* _Given task_
No images are to be carried over; print all other material exactly as it stands.

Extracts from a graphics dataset

+ + + +

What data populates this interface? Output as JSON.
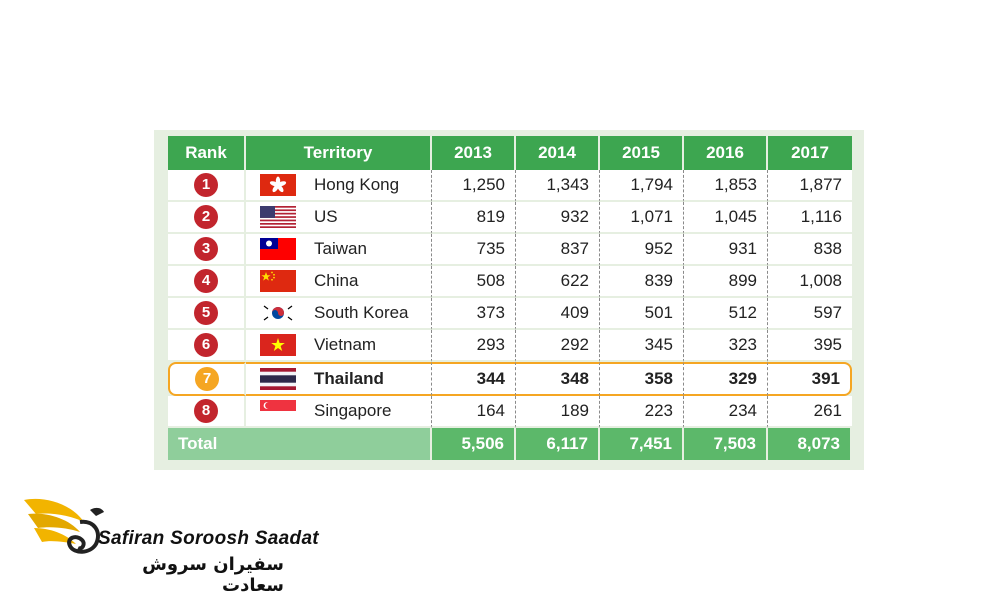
{
  "chart_data": {
    "type": "table",
    "columns": [
      "Rank",
      "Territory",
      "2013",
      "2014",
      "2015",
      "2016",
      "2017"
    ],
    "rows": [
      {
        "rank": "1",
        "territory": "Hong Kong",
        "flag": "hk-flag-icon",
        "values": [
          "1,250",
          "1,343",
          "1,794",
          "1,853",
          "1,877"
        ]
      },
      {
        "rank": "2",
        "territory": "US",
        "flag": "us-flag-icon",
        "values": [
          "819",
          "932",
          "1,071",
          "1,045",
          "1,116"
        ]
      },
      {
        "rank": "3",
        "territory": "Taiwan",
        "flag": "taiwan-flag-icon",
        "values": [
          "735",
          "837",
          "952",
          "931",
          "838"
        ]
      },
      {
        "rank": "4",
        "territory": "China",
        "flag": "china-flag-icon",
        "values": [
          "508",
          "622",
          "839",
          "899",
          "1,008"
        ]
      },
      {
        "rank": "5",
        "territory": "South Korea",
        "flag": "south-korea-flag-icon",
        "values": [
          "373",
          "409",
          "501",
          "512",
          "597"
        ]
      },
      {
        "rank": "6",
        "territory": "Vietnam",
        "flag": "vietnam-flag-icon",
        "values": [
          "293",
          "292",
          "345",
          "323",
          "395"
        ]
      },
      {
        "rank": "7",
        "territory": "Thailand",
        "flag": "thailand-flag-icon",
        "values": [
          "344",
          "348",
          "358",
          "329",
          "391"
        ],
        "highlighted": true
      },
      {
        "rank": "8",
        "territory": "Singapore",
        "flag": "singapore-flag-icon",
        "values": [
          "164",
          "189",
          "223",
          "234",
          "261"
        ]
      }
    ],
    "total": {
      "label": "Total",
      "values": [
        "5,506",
        "6,117",
        "7,451",
        "7,503",
        "8,073"
      ]
    }
  },
  "colors": {
    "header_green": "#3da650",
    "total_green": "#8fce9b",
    "badge_red": "#c2252d",
    "highlight_orange": "#f5a623"
  },
  "brand": {
    "name_en": "Safiran Soroosh Saadat",
    "name_fa": "سفیران سروش سعادت",
    "logo": "bird-wing-logo"
  }
}
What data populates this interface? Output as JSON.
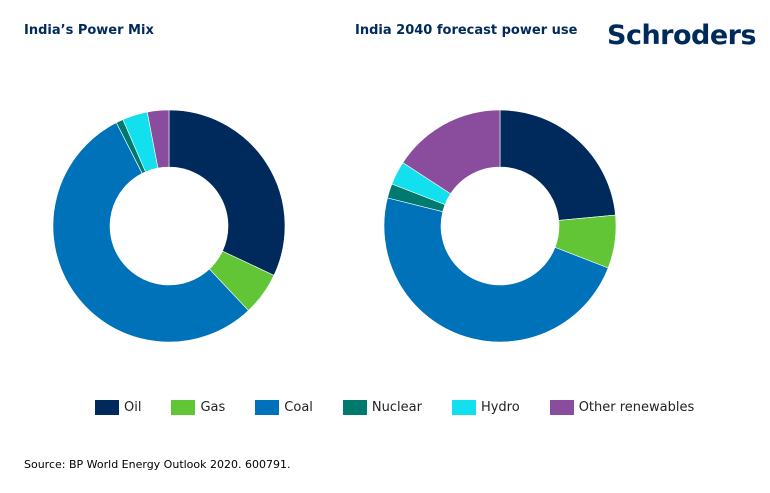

+ + + +

* _The solution_
What data populates this interface? Output as JSON.
{
  "chart_data": {
    "type": "table",
    "columns": [
      "Rank",
      "Territory",
      "2013",
      "2014",
      "2015",
      "2016",
      "2017"
    ],
    "rows": [
      {
        "rank": "1",
        "territory": "Hong Kong",
        "flag": "hk-flag-icon",
        "values": [
          "1,250",
          "1,343",
          "1,794",
          "1,853",
          "1,877"
        ]
      },
      {
        "rank": "2",
        "territory": "US",
        "flag": "us-flag-icon",
        "values": [
          "819",
          "932",
          "1,071",
          "1,045",
          "1,116"
        ]
      },
      {
        "rank": "3",
        "territory": "Taiwan",
        "flag": "taiwan-flag-icon",
        "values": [
          "735",
          "837",
          "952",
          "931",
          "838"
        ]
      },
      {
        "rank": "4",
        "territory": "China",
        "flag": "china-flag-icon",
        "values": [
          "508",
          "622",
          "839",
          "899",
          "1,008"
        ]
      },
      {
        "rank": "5",
        "territory": "South Korea",
        "flag": "south-korea-flag-icon",
        "values": [
          "373",
          "409",
          "501",
          "512",
          "597"
        ]
      },
      {
        "rank": "6",
        "territory": "Vietnam",
        "flag": "vietnam-flag-icon",
        "values": [
          "293",
          "292",
          "345",
          "323",
          "395"
        ]
      },
      {
        "rank": "7",
        "territory": "Thailand",
        "flag": "thailand-flag-icon",
        "values": [
          "344",
          "348",
          "358",
          "329",
          "391"
        ],
        "highlighted": true
      },
      {
        "rank": "8",
        "territory": "Singapore",
        "flag": "singapore-flag-icon",
        "values": [
          "164",
          "189",
          "223",
          "234",
          "261"
        ]
      }
    ],
    "total": {
      "label": "Total",
      "values": [
        "5,506",
        "6,117",
        "7,451",
        "7,503",
        "8,073"
      ]
    }
  },
  "colors": {
    "header_green": "#3da650",
    "total_green": "#8fce9b",
    "badge_red": "#c2252d",
    "highlight_orange": "#f5a623"
  },
  "brand": {
    "name_en": "Safiran Soroosh Saadat",
    "name_fa": "سفیران سروش سعادت",
    "logo": "bird-wing-logo"
  }
}
What data populates this interface? Output as JSON.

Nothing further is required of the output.